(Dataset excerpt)
──────────
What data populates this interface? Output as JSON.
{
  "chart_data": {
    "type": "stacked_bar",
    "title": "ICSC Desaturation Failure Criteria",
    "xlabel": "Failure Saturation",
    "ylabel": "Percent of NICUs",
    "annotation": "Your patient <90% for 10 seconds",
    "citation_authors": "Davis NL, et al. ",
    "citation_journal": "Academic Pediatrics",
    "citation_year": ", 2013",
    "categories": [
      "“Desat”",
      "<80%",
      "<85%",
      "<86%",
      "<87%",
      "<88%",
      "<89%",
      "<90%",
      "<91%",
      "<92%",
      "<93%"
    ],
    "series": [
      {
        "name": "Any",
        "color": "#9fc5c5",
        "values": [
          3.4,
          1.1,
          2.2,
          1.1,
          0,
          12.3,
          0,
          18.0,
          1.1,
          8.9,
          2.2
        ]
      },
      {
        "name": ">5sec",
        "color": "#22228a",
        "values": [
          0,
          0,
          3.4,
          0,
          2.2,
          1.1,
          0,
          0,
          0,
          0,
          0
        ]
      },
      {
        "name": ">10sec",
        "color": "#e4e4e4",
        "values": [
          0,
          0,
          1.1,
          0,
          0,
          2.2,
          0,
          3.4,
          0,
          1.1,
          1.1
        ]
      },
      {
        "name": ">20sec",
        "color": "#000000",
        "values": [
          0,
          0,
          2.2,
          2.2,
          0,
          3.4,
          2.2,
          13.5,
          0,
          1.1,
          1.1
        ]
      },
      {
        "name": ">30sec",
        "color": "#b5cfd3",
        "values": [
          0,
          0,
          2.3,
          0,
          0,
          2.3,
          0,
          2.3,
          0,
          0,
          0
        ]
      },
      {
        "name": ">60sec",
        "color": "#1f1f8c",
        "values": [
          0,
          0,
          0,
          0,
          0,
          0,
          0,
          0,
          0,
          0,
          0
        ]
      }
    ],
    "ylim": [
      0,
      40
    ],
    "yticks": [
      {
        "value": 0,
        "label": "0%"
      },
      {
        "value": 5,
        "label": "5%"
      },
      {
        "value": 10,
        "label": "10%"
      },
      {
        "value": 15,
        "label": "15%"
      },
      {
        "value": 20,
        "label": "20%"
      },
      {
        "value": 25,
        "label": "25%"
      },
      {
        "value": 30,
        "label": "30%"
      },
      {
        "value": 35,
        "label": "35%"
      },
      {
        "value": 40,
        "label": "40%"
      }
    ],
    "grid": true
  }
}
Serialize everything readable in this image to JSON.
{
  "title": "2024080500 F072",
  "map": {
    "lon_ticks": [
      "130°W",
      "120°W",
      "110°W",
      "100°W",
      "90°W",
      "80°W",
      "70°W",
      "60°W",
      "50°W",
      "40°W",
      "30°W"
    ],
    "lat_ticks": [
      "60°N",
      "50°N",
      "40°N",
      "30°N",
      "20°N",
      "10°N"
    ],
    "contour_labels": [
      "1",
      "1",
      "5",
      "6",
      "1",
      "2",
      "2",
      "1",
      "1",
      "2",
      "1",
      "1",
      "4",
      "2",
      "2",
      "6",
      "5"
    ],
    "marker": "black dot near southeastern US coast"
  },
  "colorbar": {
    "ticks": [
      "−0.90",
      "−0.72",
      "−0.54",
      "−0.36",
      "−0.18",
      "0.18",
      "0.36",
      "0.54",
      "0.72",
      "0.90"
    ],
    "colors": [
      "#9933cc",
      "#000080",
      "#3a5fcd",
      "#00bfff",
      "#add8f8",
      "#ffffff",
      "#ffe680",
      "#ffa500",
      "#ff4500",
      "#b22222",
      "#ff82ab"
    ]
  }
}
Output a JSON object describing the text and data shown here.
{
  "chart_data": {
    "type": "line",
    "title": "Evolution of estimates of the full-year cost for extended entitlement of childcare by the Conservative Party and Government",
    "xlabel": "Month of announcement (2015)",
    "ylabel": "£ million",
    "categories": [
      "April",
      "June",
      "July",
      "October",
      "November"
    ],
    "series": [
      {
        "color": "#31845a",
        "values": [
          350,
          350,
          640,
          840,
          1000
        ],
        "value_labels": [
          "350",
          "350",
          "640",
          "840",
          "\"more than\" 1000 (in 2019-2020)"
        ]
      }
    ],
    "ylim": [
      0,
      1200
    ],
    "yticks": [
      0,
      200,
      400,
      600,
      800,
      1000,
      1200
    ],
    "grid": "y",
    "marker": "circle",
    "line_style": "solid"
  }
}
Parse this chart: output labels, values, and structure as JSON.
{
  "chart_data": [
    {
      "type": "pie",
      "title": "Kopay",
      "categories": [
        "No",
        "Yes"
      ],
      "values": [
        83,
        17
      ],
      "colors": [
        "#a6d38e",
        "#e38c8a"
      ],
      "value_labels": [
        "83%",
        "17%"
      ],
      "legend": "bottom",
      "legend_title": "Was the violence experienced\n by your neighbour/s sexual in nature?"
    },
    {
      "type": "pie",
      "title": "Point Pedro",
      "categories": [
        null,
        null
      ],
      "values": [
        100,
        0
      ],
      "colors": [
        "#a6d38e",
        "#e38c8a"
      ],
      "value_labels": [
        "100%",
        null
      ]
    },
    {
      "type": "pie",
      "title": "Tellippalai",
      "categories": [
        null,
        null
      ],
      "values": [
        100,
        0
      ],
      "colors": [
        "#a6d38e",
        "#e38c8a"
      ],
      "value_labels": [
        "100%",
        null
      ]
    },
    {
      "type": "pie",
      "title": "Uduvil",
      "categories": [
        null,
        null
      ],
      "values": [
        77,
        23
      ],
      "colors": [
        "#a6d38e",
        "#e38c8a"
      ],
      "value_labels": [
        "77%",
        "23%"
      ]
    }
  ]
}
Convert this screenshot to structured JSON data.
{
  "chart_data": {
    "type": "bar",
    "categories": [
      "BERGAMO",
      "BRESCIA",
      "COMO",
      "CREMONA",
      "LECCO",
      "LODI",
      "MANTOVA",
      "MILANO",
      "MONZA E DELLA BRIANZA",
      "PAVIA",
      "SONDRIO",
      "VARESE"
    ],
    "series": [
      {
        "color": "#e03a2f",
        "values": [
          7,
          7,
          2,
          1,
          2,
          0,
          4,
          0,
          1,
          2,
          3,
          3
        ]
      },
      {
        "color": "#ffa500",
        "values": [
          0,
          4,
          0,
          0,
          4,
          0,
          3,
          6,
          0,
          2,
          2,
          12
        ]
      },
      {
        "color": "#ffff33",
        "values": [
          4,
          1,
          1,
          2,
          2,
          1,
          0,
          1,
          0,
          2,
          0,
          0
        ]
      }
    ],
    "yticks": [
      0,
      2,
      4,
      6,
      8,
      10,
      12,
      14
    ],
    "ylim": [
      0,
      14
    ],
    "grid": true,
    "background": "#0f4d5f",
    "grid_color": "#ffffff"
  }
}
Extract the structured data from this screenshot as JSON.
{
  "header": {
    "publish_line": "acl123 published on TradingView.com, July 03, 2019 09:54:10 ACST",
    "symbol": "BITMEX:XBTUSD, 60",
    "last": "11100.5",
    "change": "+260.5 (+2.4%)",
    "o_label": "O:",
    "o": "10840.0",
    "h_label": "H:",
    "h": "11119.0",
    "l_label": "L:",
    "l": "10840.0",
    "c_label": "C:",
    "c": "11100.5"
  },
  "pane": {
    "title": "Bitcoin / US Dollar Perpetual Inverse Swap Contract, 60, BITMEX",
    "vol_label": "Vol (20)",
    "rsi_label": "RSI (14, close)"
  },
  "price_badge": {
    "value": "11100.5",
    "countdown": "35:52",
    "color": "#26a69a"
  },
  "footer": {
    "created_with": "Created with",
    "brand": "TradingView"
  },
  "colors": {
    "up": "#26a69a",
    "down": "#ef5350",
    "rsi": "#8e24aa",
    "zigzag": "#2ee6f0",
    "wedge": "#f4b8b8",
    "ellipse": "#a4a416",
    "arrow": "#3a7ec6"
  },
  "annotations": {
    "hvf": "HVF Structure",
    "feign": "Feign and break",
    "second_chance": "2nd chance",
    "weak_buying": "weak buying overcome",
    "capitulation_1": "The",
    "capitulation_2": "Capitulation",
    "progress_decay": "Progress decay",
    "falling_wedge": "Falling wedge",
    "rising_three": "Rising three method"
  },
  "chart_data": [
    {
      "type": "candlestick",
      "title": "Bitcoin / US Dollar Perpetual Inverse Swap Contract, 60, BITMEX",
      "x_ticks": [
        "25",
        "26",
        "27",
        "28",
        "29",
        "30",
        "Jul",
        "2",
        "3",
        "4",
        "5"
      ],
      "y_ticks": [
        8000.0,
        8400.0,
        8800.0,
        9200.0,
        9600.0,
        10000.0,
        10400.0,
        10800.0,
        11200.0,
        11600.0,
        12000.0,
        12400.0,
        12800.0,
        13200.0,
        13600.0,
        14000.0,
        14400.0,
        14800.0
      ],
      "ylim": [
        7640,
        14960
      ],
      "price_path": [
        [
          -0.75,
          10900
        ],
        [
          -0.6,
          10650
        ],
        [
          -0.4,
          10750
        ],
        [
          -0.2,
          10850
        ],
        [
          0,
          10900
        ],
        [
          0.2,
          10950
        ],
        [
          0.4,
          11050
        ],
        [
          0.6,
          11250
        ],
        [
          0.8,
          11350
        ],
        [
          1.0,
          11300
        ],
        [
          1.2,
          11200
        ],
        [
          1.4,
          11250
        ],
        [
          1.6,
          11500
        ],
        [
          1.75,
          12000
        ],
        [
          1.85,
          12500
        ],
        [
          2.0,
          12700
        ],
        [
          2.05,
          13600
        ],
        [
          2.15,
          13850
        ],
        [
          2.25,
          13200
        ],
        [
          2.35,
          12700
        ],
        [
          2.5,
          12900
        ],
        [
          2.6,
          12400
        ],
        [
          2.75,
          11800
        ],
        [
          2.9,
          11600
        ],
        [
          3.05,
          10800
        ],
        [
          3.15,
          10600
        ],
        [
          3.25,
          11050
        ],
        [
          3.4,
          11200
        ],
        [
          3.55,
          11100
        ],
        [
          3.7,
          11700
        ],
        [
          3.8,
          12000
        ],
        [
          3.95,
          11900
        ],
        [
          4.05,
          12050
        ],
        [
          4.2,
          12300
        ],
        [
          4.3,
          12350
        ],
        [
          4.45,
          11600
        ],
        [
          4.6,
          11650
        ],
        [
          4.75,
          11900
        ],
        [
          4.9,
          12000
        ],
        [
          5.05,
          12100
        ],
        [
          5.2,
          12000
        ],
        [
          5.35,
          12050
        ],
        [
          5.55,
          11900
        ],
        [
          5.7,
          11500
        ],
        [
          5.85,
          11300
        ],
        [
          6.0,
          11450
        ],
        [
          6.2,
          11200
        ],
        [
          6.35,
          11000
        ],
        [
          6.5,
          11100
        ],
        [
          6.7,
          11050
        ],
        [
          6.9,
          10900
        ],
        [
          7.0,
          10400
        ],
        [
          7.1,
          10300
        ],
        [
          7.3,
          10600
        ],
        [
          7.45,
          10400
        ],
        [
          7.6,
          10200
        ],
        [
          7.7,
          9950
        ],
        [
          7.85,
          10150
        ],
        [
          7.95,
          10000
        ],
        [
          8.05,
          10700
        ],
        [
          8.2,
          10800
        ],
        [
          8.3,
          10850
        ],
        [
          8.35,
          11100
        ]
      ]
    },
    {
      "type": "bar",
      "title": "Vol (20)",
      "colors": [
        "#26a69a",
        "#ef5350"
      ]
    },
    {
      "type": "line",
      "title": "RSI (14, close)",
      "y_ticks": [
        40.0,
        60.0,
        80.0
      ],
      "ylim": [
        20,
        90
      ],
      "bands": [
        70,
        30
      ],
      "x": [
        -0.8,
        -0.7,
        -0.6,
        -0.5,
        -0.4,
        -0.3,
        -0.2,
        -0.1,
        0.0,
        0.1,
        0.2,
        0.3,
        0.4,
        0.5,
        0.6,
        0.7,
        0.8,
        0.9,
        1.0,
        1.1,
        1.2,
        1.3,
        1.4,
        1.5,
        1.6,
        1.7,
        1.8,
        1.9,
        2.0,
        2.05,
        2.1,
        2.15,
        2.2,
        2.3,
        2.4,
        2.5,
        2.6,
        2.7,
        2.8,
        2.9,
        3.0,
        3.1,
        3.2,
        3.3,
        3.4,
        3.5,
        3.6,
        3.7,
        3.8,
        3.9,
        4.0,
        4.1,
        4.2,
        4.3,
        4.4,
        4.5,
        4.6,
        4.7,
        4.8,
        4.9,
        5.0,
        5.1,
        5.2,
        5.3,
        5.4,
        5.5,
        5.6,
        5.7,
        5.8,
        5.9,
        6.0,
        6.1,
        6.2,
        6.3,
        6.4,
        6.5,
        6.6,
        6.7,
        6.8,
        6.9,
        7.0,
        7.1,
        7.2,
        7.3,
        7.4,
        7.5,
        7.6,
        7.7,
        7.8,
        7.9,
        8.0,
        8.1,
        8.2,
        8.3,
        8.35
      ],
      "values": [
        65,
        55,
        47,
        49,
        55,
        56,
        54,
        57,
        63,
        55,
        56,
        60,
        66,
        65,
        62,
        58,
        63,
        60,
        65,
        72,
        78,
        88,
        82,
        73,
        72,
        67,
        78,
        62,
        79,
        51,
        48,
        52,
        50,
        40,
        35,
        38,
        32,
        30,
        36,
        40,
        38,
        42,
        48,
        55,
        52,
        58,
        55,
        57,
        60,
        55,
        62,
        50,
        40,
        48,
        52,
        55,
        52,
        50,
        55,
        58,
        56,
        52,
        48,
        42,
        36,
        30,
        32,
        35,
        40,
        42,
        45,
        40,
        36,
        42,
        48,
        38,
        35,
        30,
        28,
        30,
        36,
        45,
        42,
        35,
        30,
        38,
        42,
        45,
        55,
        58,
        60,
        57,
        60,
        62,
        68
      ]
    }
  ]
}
──────────
• **INSTRUCTIONS FOR THE TASK**
Count the lines in which the string "Failure" appears, then report only that figure.

• **OUTPUT OF THE EXERCISE**
2